■ **What is expected**: Reproduce the records below in full and exactly, without their images.

* Start Record excerpts *

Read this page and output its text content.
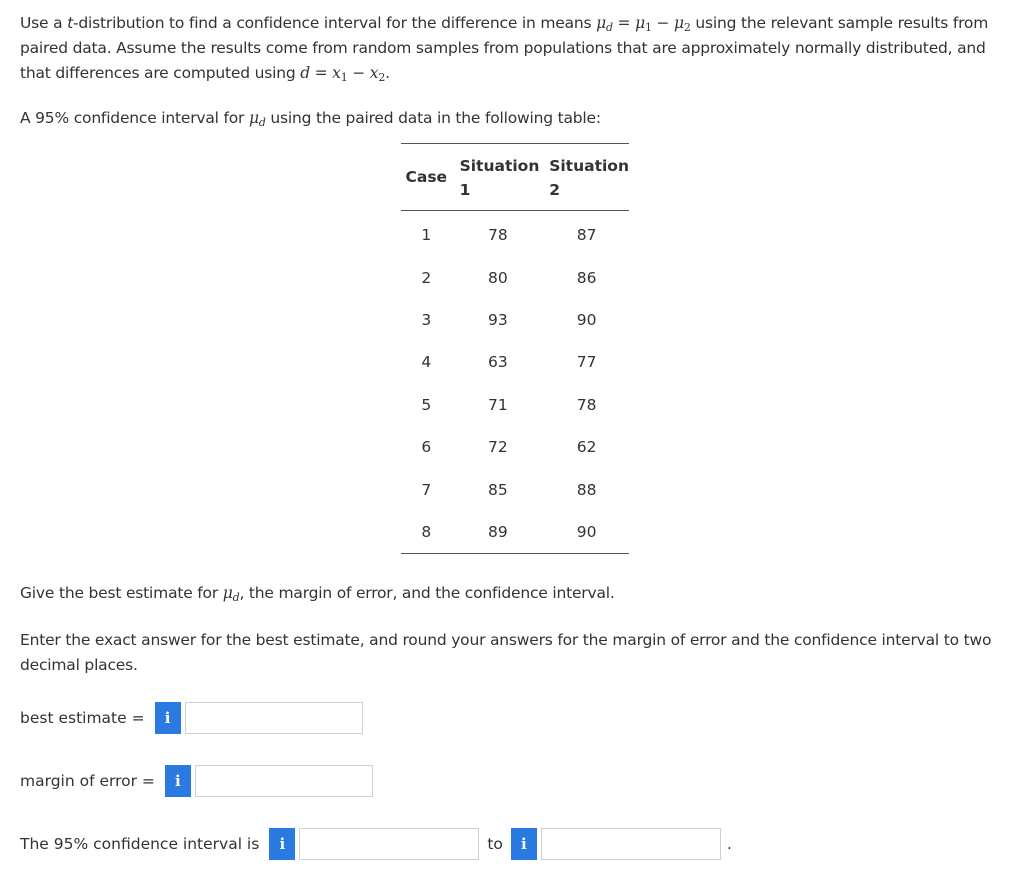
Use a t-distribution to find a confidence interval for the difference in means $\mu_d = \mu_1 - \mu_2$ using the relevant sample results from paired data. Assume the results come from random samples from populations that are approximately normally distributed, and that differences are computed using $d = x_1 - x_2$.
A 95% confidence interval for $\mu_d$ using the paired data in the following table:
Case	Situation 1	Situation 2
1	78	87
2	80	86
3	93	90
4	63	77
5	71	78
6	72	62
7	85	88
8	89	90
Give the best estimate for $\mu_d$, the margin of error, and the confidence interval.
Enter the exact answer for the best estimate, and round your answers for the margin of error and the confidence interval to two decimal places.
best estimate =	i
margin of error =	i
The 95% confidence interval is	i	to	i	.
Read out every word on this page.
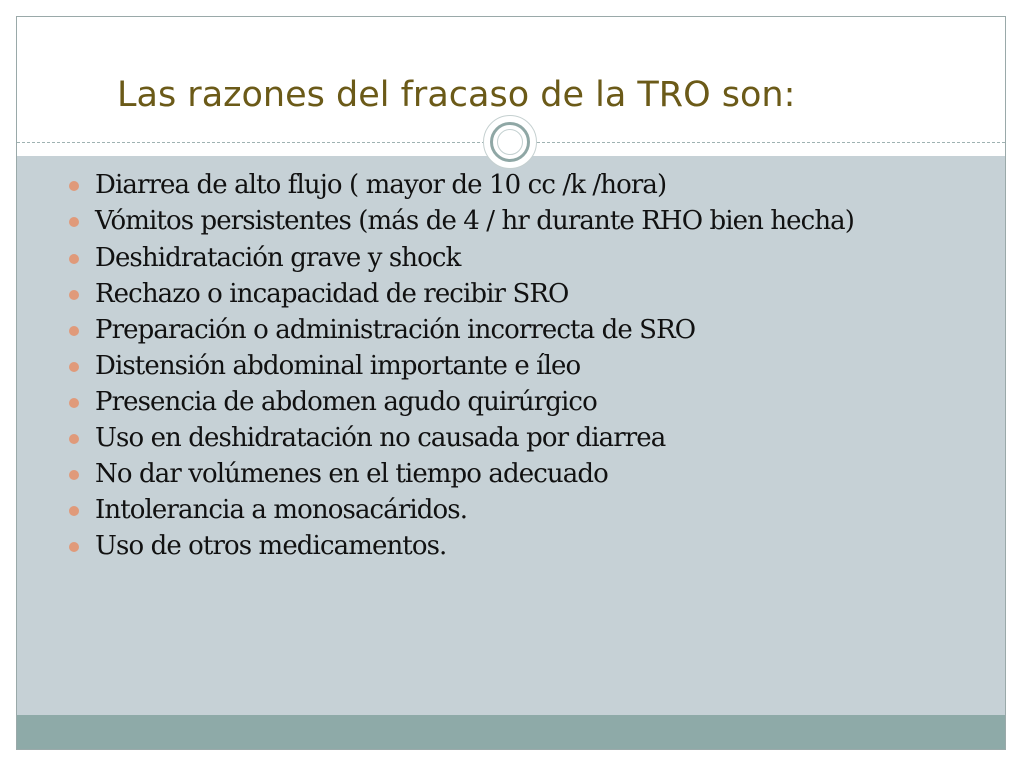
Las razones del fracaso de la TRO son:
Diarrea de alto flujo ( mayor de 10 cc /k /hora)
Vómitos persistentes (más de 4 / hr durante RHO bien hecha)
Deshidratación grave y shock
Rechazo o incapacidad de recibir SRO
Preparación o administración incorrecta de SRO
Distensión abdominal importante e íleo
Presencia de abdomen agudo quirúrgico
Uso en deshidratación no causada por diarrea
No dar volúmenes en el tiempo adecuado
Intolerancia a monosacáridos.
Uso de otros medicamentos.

* End Record excerpts *

■ **Full response**:
Read this page and output its text content.
Use a t-distribution to find a confidence interval for the difference in means $\mu_d = \mu_1 - \mu_2$ using the relevant sample results from paired data. Assume the results come from random samples from populations that are approximately normally distributed, and that differences are computed using $d = x_1 - x_2$.
A 95% confidence interval for $\mu_d$ using the paired data in the following table:
Case	Situation 1	Situation 2
1	78	87
2	80	86
3	93	90
4	63	77
5	71	78
6	72	62
7	85	88
8	89	90
Give the best estimate for $\mu_d$, the margin of error, and the confidence interval.
Enter the exact answer for the best estimate, and round your answers for the margin of error and the confidence interval to two decimal places.
best estimate =	i
margin of error =	i
The 95% confidence interval is	i	to	i	.
Read out every word on this page.
Las razones del fracaso de la TRO son:
Diarrea de alto flujo ( mayor de 10 cc /k /hora)
Vómitos persistentes (más de 4 / hr durante RHO bien hecha)
Deshidratación grave y shock
Rechazo o incapacidad de recibir SRO
Preparación o administración incorrecta de SRO
Distensión abdominal importante e íleo
Presencia de abdomen agudo quirúrgico
Uso en deshidratación no causada por diarrea
No dar volúmenes en el tiempo adecuado
Intolerancia a monosacáridos.
Uso de otros medicamentos.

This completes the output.